WHAT TO WORK ON
Filter for the word "phase" and keep each matching line.

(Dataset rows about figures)

○ ○ ○ ○ ○ ○ ○

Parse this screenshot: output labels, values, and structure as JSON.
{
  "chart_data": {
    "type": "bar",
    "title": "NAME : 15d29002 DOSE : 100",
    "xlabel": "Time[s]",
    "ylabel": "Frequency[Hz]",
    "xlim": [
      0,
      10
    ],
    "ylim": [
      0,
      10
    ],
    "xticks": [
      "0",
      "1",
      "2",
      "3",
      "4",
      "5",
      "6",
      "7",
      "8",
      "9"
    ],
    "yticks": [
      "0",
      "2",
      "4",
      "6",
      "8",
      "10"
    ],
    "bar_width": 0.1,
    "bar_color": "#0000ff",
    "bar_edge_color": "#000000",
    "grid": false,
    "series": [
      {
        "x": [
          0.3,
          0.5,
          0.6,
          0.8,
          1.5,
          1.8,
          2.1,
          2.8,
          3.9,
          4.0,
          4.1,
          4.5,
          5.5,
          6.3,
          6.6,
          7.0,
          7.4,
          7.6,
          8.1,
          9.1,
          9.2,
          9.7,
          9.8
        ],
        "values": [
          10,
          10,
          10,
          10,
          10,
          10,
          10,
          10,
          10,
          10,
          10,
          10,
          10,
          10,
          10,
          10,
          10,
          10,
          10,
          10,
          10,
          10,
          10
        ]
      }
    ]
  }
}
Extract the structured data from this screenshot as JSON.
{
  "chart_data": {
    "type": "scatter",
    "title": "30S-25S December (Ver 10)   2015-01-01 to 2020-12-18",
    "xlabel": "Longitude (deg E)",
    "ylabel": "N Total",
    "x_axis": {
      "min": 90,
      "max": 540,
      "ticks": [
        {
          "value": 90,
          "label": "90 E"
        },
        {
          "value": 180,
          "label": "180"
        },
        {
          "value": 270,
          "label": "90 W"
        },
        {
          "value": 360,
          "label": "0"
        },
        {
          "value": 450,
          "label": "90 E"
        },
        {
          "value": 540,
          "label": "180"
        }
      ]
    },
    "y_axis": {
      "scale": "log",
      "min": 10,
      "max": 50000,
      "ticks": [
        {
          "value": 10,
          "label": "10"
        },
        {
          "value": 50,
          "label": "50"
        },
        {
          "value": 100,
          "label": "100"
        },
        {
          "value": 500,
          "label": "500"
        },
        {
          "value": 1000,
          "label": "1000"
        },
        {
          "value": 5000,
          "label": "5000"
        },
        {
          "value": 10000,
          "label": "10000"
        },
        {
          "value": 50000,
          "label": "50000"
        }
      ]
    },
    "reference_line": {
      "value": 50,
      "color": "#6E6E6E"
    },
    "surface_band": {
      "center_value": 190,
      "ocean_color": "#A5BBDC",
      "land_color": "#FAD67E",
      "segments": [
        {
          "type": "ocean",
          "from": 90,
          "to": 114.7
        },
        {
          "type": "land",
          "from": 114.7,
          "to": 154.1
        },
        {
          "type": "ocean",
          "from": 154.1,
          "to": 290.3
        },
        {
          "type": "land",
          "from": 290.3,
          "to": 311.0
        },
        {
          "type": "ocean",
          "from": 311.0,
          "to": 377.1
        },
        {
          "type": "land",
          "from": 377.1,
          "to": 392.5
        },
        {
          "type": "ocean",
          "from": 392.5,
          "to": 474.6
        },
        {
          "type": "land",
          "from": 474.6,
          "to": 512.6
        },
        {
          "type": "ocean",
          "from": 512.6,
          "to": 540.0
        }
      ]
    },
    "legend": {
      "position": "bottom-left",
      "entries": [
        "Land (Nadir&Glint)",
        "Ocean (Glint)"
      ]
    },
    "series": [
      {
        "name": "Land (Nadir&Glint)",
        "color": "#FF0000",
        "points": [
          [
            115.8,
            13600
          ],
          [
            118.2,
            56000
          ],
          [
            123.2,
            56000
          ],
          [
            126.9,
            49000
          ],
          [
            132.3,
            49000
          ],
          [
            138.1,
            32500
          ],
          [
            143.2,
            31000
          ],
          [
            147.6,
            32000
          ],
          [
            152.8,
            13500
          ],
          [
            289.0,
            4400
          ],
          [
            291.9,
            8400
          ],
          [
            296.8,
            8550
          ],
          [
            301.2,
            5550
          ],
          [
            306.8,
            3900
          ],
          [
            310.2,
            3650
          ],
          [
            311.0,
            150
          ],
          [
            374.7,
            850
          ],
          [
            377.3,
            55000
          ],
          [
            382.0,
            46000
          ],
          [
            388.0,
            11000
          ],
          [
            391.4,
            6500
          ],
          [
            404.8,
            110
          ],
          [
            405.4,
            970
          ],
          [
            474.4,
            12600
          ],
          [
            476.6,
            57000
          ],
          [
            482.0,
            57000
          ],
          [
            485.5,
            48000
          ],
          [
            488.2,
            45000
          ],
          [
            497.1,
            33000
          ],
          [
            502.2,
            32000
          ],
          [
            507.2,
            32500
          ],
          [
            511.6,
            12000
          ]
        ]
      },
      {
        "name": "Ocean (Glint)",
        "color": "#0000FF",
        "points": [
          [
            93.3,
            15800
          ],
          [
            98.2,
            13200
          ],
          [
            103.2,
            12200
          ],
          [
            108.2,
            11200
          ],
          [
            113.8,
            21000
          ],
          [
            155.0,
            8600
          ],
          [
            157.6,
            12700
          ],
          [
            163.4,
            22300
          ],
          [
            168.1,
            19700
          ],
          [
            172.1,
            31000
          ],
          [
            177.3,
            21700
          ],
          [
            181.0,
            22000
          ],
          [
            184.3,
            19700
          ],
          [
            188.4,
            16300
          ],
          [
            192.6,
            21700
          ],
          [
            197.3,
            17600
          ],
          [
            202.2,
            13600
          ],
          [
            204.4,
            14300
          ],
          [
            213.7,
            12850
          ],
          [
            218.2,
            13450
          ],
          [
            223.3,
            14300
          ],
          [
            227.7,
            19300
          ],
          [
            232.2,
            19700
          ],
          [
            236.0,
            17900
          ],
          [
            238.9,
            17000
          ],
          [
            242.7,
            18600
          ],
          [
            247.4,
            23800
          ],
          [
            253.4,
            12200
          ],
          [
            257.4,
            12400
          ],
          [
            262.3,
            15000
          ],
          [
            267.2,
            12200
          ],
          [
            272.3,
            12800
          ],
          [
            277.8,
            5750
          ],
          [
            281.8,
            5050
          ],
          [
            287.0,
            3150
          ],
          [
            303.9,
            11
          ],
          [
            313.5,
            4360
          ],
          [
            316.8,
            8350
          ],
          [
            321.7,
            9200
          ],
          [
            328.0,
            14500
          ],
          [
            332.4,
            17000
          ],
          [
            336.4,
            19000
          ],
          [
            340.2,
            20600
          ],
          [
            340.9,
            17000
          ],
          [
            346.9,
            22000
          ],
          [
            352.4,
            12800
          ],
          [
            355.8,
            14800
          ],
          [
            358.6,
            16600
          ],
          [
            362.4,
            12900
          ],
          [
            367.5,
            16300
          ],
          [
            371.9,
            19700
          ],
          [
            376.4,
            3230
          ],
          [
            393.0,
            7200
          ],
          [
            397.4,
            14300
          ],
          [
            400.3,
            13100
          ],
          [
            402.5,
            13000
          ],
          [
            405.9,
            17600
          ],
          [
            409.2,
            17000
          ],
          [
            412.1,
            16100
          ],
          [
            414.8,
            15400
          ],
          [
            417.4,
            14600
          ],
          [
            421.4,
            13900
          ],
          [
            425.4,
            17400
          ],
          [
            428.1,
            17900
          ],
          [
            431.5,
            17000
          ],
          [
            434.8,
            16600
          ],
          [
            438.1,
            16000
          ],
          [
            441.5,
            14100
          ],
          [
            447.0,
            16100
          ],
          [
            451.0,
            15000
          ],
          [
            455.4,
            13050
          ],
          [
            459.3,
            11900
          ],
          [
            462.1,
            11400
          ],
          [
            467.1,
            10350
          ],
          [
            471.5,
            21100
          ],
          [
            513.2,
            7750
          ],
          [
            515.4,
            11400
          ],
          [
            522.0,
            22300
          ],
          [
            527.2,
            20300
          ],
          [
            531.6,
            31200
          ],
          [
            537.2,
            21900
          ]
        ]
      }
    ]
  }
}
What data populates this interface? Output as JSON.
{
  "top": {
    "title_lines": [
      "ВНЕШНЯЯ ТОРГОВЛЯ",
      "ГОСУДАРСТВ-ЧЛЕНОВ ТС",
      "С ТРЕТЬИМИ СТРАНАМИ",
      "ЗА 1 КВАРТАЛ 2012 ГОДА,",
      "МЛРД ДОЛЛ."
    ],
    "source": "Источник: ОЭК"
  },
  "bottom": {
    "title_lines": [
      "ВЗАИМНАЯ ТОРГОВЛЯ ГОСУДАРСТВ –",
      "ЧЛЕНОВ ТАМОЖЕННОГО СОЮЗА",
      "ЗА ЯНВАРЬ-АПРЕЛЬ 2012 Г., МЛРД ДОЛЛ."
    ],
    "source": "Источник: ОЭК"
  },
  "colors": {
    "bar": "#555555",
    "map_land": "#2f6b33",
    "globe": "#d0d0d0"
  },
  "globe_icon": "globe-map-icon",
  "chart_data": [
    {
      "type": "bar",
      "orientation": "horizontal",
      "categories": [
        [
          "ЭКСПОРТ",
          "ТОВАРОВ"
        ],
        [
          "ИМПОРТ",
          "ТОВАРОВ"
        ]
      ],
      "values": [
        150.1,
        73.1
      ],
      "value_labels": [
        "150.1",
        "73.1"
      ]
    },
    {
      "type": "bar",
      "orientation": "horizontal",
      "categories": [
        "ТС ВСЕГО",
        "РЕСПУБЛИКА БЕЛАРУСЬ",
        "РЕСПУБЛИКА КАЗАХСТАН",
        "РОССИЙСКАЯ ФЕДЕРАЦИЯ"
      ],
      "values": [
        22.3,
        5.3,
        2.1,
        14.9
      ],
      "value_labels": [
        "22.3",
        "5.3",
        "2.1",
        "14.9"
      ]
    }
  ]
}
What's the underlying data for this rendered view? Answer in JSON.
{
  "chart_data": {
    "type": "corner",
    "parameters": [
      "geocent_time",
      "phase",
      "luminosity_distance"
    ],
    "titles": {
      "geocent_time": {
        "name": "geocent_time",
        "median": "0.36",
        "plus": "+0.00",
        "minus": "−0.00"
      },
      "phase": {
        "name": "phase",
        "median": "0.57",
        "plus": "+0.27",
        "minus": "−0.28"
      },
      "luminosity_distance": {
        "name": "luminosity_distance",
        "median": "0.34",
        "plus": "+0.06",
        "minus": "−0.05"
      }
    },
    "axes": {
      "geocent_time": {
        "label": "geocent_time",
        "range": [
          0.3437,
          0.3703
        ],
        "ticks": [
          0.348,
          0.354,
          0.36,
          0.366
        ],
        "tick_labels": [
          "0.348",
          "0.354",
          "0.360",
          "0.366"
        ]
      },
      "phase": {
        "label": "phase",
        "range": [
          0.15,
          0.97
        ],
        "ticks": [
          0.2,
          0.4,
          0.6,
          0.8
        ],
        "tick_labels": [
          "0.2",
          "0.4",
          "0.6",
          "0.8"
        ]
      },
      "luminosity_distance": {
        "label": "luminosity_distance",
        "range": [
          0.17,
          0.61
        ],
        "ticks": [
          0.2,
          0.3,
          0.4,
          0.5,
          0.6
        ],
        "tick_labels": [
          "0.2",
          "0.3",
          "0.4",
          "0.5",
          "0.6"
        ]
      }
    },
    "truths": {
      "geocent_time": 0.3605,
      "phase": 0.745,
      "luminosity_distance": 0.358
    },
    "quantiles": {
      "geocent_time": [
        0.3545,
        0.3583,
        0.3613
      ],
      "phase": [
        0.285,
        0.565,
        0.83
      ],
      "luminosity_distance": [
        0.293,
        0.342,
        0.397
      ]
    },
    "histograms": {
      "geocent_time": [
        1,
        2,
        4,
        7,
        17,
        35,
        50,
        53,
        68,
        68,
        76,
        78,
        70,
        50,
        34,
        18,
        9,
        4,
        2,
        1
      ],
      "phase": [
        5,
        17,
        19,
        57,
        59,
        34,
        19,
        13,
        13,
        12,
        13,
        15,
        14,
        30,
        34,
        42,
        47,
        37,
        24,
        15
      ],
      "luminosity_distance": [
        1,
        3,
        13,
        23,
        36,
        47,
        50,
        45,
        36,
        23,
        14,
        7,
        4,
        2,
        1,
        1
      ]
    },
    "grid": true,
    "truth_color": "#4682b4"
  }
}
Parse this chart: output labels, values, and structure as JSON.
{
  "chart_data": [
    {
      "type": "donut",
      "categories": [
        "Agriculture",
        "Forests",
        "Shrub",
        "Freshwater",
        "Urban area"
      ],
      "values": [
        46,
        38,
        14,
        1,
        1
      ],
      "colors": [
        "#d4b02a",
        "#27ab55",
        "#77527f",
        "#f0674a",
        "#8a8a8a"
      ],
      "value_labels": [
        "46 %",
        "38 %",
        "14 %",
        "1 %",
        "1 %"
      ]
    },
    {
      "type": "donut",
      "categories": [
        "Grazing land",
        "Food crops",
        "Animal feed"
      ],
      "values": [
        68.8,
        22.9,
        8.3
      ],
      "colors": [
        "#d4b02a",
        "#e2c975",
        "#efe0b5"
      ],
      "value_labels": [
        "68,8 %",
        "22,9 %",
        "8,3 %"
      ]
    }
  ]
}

○ ○ ○ ○ ○ ○ ○

WORKED SOLUTION
      "phase",
      "phase": {
        "name": "phase",
      "phase": {
        "label": "phase",
      "phase": 0.745,
      "phase": [
      "phase": [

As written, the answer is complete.